Collected data:
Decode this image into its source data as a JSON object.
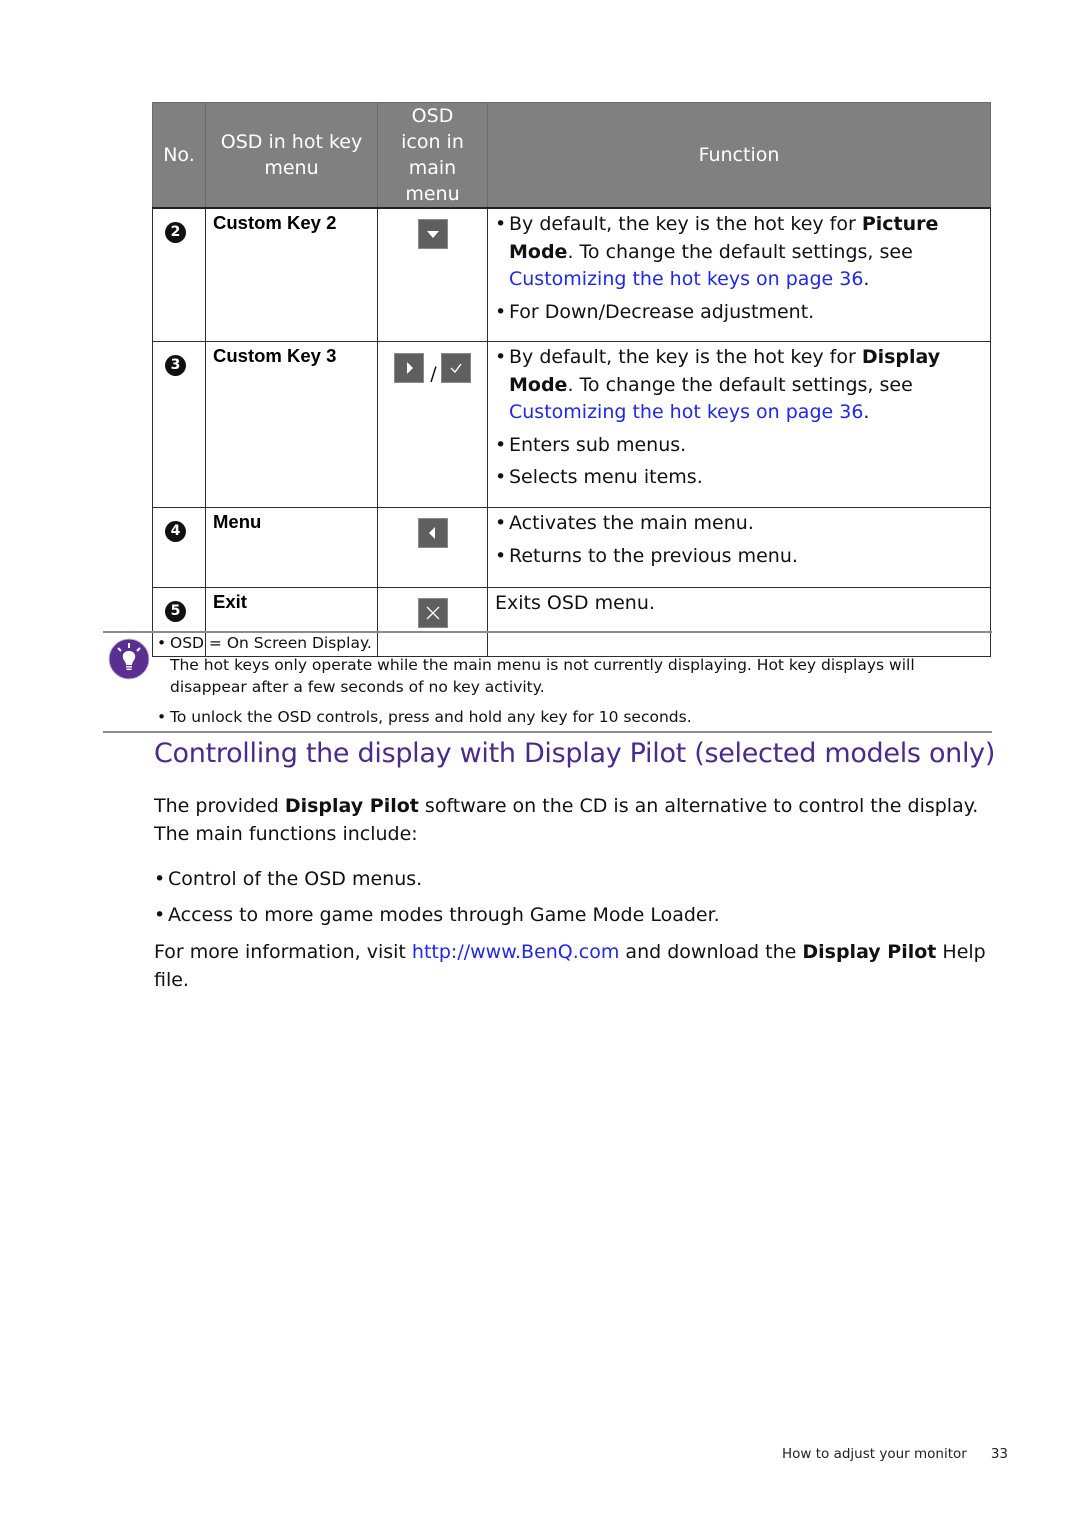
{
  "table": {
    "headers": {
      "no": "No.",
      "hot_key": "OSD in hot key menu",
      "icon": "OSD icon in main menu",
      "function": "Function"
    },
    "rows": [
      {
        "number": "2",
        "hot_key_label": "Custom Key 2",
        "icons": [
          "down-arrow"
        ],
        "functions": [
          {
            "prefix": "By default, the key is the hot key for ",
            "bold": "Picture Mode",
            "middle": ". To change the default settings, see ",
            "link": "Customizing the hot keys on page 36",
            "suffix": "."
          },
          {
            "text": "For Down/Decrease adjustment."
          }
        ]
      },
      {
        "number": "3",
        "hot_key_label": "Custom Key 3",
        "icons": [
          "right-arrow",
          "check"
        ],
        "icon_separator": "/",
        "functions": [
          {
            "prefix": "By default, the key is the hot key for ",
            "bold": "Display Mode",
            "middle": ". To change the default settings, see ",
            "link": "Customizing the hot keys on page 36",
            "suffix": "."
          },
          {
            "text": "Enters sub menus."
          },
          {
            "text": "Selects menu items."
          }
        ]
      },
      {
        "number": "4",
        "hot_key_label": "Menu",
        "icons": [
          "left-arrow"
        ],
        "functions": [
          {
            "text": "Activates the main menu."
          },
          {
            "text": "Returns to the previous menu."
          }
        ]
      },
      {
        "number": "5",
        "hot_key_label": "Exit",
        "icons": [
          "close"
        ],
        "function_plain": "Exits OSD menu."
      }
    ]
  },
  "note": {
    "icon": "lightbulb-icon",
    "items": [
      {
        "bullet": "OSD = On Screen Display.",
        "continuation": "The hot keys only operate while the main menu is not currently displaying. Hot key displays will disappear after a few seconds of no key activity."
      },
      {
        "bullet": "To unlock the OSD controls, press and hold any key for 10 seconds."
      }
    ]
  },
  "section": {
    "title": "Controlling the display with Display Pilot (selected models only)",
    "intro_prefix": "The provided ",
    "intro_bold": "Display Pilot",
    "intro_suffix": " software on the CD is an alternative to control the display. The main functions include:",
    "bullets": [
      "Control of the OSD menus.",
      "Access to more game modes through Game Mode Loader."
    ],
    "more_prefix": "For more information, visit ",
    "more_link": "http://www.BenQ.com",
    "more_middle": " and download the ",
    "more_bold": "Display Pilot",
    "more_suffix": " Help file."
  },
  "footer": {
    "chapter": "How to adjust your monitor",
    "page": "33"
  },
  "colors": {
    "header_bg": "#808080",
    "link": "#1f28e6",
    "section_title": "#4b2a8c",
    "icon_bg": "#5f5f5f",
    "note_icon": "#5b2e91"
  }
}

* **What is being asked**
Report the number of lines in the listing above that include the word "text", and nothing else.

* **Result for this exercise**
5